Please copy every line of the records below without changing a character, and leave out the pictures.

-- start of INPUT RECORDS --

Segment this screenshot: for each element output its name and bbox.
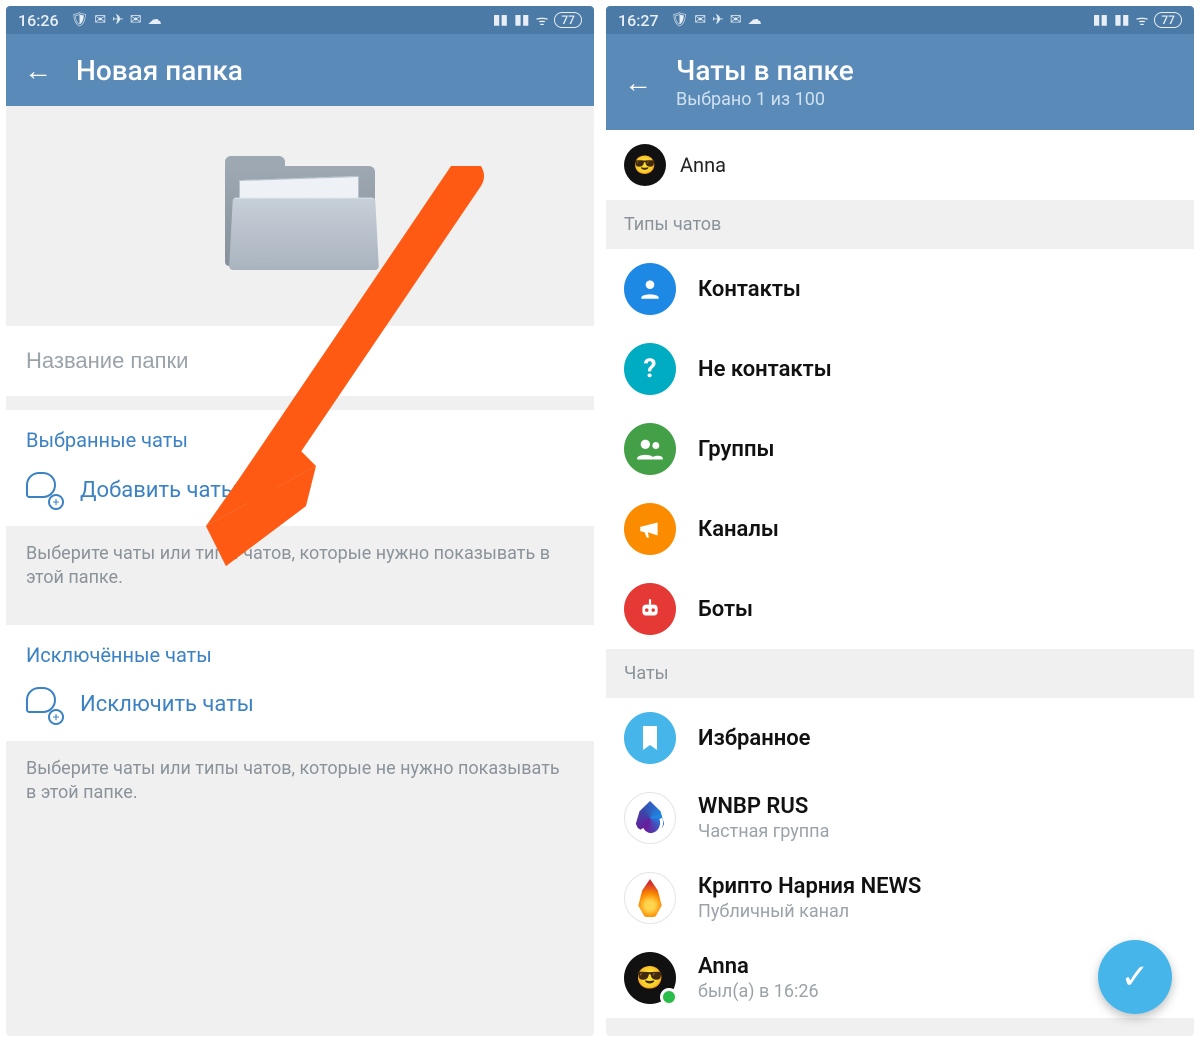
status-right-icons: ▮▮ ▮▮ ᯤ 77 [1093,11,1182,30]
telegram-icon: ✈ [112,12,124,28]
header-title: Чаты в папке [676,54,854,87]
chat-type-row[interactable]: Боты [606,569,1194,649]
status-left-icons: 🛡 ✉ ✈ ✉ ☁ [71,12,162,28]
confirm-fab[interactable]: ✓ [1098,940,1172,1014]
back-arrow-icon[interactable]: ← [624,66,652,99]
cloud-icon: ☁ [148,12,162,28]
chat-subtitle: Частная группа [698,821,829,842]
group-icon [624,423,676,475]
chat-types-header: Типы чатов [606,200,1194,249]
shield-icon: 🛡 [71,12,89,28]
chat-row[interactable]: WNBP RUSЧастная группа [606,778,1194,858]
shield-icon: 🛡 [671,12,689,28]
chat-type-label: Контакты [698,277,801,302]
included-section-title: Выбранные чаты [6,410,594,462]
excluded-section-footer: Выберите чаты или типы чатов, которые не… [6,741,594,826]
status-time: 16:27 [618,11,659,30]
chat-type-label: Не контакты [698,357,832,382]
add-chats-button[interactable]: + Добавить чаты [6,462,594,526]
question-icon: ? [624,343,676,395]
exclude-chats-button[interactable]: + Исключить чаты [6,677,594,741]
bot-icon [624,583,676,635]
chats-header: Чаты [606,649,1194,698]
chat-type-row[interactable]: Каналы [606,489,1194,569]
signal-icon: ▮▮ [1093,12,1108,28]
signal-icon: ▮▮ [493,12,508,28]
avatar: 😎 [624,144,666,186]
selected-chip-label: Anna [680,153,726,177]
check-icon: ✓ [1121,957,1150,997]
folder-icon [225,156,375,276]
status-left-icons: 🛡 ✉ ✈ ✉ ☁ [671,12,762,28]
status-right-icons: ▮▮ ▮▮ ᯤ 77 [493,11,582,30]
status-bar: 16:27 🛡 ✉ ✈ ✉ ☁ ▮▮ ▮▮ ᯤ 77 [606,6,1194,34]
add-chats-label: Добавить чаты [80,478,238,503]
mail-icon: ✉ [730,12,742,28]
telegram-icon: ✈ [712,12,724,28]
chat-types-list: Контакты? Не контакты Группы Каналы Боты [606,249,1194,649]
chat-title: Anna [698,954,819,979]
exclude-chats-label: Исключить чаты [80,692,254,717]
wifi-icon: ᯤ [1136,11,1149,30]
battery-indicator: 77 [554,12,582,28]
chat-type-label: Каналы [698,517,779,542]
battery-indicator: 77 [1154,12,1182,28]
chat-type-row[interactable]: Группы [606,409,1194,489]
app-header: ← Чаты в папке Выбрано 1 из 100 [606,34,1194,130]
avatar [624,872,676,924]
chat-subtitle: был(а) в 16:26 [698,981,819,1002]
header-subtitle: Выбрано 1 из 100 [676,89,854,110]
chat-type-row[interactable]: ? Не контакты [606,329,1194,409]
chat-title: Крипто Нарния NEWS [698,874,921,899]
chat-subtitle: Публичный канал [698,901,921,922]
online-indicator [660,988,678,1006]
signal-icon: ▮▮ [1114,12,1129,28]
avatar: 😎 [624,952,676,1004]
person-icon [624,263,676,315]
mail-icon: ✉ [94,12,106,28]
avatar [624,712,676,764]
back-arrow-icon[interactable]: ← [24,54,52,87]
chat-title: Избранное [698,726,811,751]
header-title: Новая папка [76,54,243,87]
megaphone-icon [624,503,676,555]
chat-type-label: Группы [698,437,774,462]
included-chats-section: Выбранные чаты + Добавить чаты [6,410,594,526]
avatar [624,792,676,844]
add-chat-icon: + [26,687,62,723]
status-time: 16:26 [18,11,59,30]
right-phone-screen: 16:27 🛡 ✉ ✈ ✉ ☁ ▮▮ ▮▮ ᯤ 77 ← Чаты в папк… [606,6,1194,1036]
excluded-section-title: Исключённые чаты [6,625,594,677]
selected-chip[interactable]: 😎 Anna [606,130,1194,200]
chat-type-label: Боты [698,597,753,622]
folder-name-row [6,326,594,396]
add-chat-icon: + [26,472,62,508]
app-header: ← Новая папка [6,34,594,106]
chat-type-row[interactable]: Контакты [606,249,1194,329]
left-phone-screen: 16:26 🛡 ✉ ✈ ✉ ☁ ▮▮ ▮▮ ᯤ 77 ← Новая папка [6,6,594,1036]
included-section-footer: Выберите чаты или типы чатов, которые ну… [6,526,594,611]
signal-icon: ▮▮ [514,12,529,28]
folder-illustration [6,106,594,326]
wifi-icon: ᯤ [536,11,549,30]
mail-icon: ✉ [694,12,706,28]
chat-row[interactable]: Избранное [606,698,1194,778]
cloud-icon: ☁ [748,12,762,28]
folder-name-input[interactable] [26,348,574,374]
mail-icon: ✉ [130,12,142,28]
excluded-chats-section: Исключённые чаты + Исключить чаты [6,625,594,741]
status-bar: 16:26 🛡 ✉ ✈ ✉ ☁ ▮▮ ▮▮ ᯤ 77 [6,6,594,34]
chat-title: WNBP RUS [698,794,829,819]
chat-row[interactable]: Крипто Нарния NEWSПубличный канал [606,858,1194,938]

-- end of INPUT RECORDS --

[RESPONSE TO THIS EXERCISE]
Segment this screenshot: for each element output its name and bbox.
status-right-icons: ▮▮ ▮▮ ᯤ 77 [1093,11,1182,30]
telegram-icon: ✈ [112,12,124,28]
header-title: Чаты в папке [676,54,854,87]
chat-type-row[interactable]: Боты [606,569,1194,649]
status-left-icons: 🛡 ✉ ✈ ✉ ☁ [71,12,162,28]
confirm-fab[interactable]: ✓ [1098,940,1172,1014]
back-arrow-icon[interactable]: ← [624,66,652,99]
cloud-icon: ☁ [148,12,162,28]
chat-subtitle: Частная группа [698,821,829,842]
group-icon [624,423,676,475]
chat-types-header: Типы чатов [606,200,1194,249]
shield-icon: 🛡 [71,12,89,28]
chat-row[interactable]: WNBP RUSЧастная группа [606,778,1194,858]
shield-icon: 🛡 [671,12,689,28]
chat-type-label: Контакты [698,277,801,302]
included-section-title: Выбранные чаты [6,410,594,462]
excluded-section-footer: Выберите чаты или типы чатов, которые не… [6,741,594,826]
status-time: 16:27 [618,11,659,30]
chat-type-label: Не контакты [698,357,832,382]
add-chats-button[interactable]: + Добавить чаты [6,462,594,526]
question-icon: ? [624,343,676,395]
exclude-chats-button[interactable]: + Исключить чаты [6,677,594,741]
bot-icon [624,583,676,635]
chats-header: Чаты [606,649,1194,698]
chat-type-row[interactable]: Каналы [606,489,1194,569]
signal-icon: ▮▮ [1093,12,1108,28]
signal-icon: ▮▮ [493,12,508,28]
avatar: 😎 [624,144,666,186]
selected-chip-label: Anna [680,153,726,177]
check-icon: ✓ [1121,957,1150,997]
folder-icon [225,156,375,276]
status-left-icons: 🛡 ✉ ✈ ✉ ☁ [671,12,762,28]
status-right-icons: ▮▮ ▮▮ ᯤ 77 [493,11,582,30]
status-bar: 16:27 🛡 ✉ ✈ ✉ ☁ ▮▮ ▮▮ ᯤ 77 [606,6,1194,34]
add-chats-label: Добавить чаты [80,478,238,503]
mail-icon: ✉ [730,12,742,28]
telegram-icon: ✈ [712,12,724,28]
chat-types-list: Контакты? Не контакты Группы Каналы Боты [606,249,1194,649]
chat-title: Anna [698,954,819,979]
exclude-chats-label: Исключить чаты [80,692,254,717]
wifi-icon: ᯤ [1136,11,1149,30]
battery-indicator: 77 [554,12,582,28]
chat-type-label: Каналы [698,517,779,542]
battery-indicator: 77 [1154,12,1182,28]
chat-type-row[interactable]: Группы [606,409,1194,489]
app-header: ← Чаты в папке Выбрано 1 из 100 [606,34,1194,130]
avatar [624,872,676,924]
chat-subtitle: был(а) в 16:26 [698,981,819,1002]
header-subtitle: Выбрано 1 из 100 [676,89,854,110]
chat-type-row[interactable]: ? Не контакты [606,329,1194,409]
chat-title: Крипто Нарния NEWS [698,874,921,899]
chat-subtitle: Публичный канал [698,901,921,922]
online-indicator [660,988,678,1006]
signal-icon: ▮▮ [1114,12,1129,28]
avatar: 😎 [624,952,676,1004]
person-icon [624,263,676,315]
mail-icon: ✉ [94,12,106,28]
avatar [624,712,676,764]
back-arrow-icon[interactable]: ← [24,54,52,87]
chat-title: Избранное [698,726,811,751]
header-title: Новая папка [76,54,243,87]
megaphone-icon [624,503,676,555]
chat-type-label: Группы [698,437,774,462]
included-chats-section: Выбранные чаты + Добавить чаты [6,410,594,526]
avatar [624,792,676,844]
add-chat-icon: + [26,687,62,723]
status-time: 16:26 [18,11,59,30]
right-phone-screen: 16:27 🛡 ✉ ✈ ✉ ☁ ▮▮ ▮▮ ᯤ 77 ← Чаты в папк… [606,6,1194,1036]
excluded-section-title: Исключённые чаты [6,625,594,677]
selected-chip[interactable]: 😎 Anna [606,130,1194,200]
chat-type-label: Боты [698,597,753,622]
folder-name-row [6,326,594,396]
add-chat-icon: + [26,472,62,508]
app-header: ← Новая папка [6,34,594,106]
chat-type-row[interactable]: Контакты [606,249,1194,329]
left-phone-screen: 16:26 🛡 ✉ ✈ ✉ ☁ ▮▮ ▮▮ ᯤ 77 ← Новая папка [6,6,594,1036]
included-section-footer: Выберите чаты или типы чатов, которые ну… [6,526,594,611]
signal-icon: ▮▮ [514,12,529,28]
folder-illustration [6,106,594,326]
wifi-icon: ᯤ [536,11,549,30]
mail-icon: ✉ [694,12,706,28]
chat-row[interactable]: Избранное [606,698,1194,778]
cloud-icon: ☁ [748,12,762,28]
folder-name-input[interactable] [26,348,574,374]
mail-icon: ✉ [130,12,142,28]
excluded-chats-section: Исключённые чаты + Исключить чаты [6,625,594,741]
status-bar: 16:26 🛡 ✉ ✈ ✉ ☁ ▮▮ ▮▮ ᯤ 77 [6,6,594,34]
chat-title: WNBP RUS [698,794,829,819]
chat-row[interactable]: Крипто Нарния NEWSПубличный канал [606,858,1194,938]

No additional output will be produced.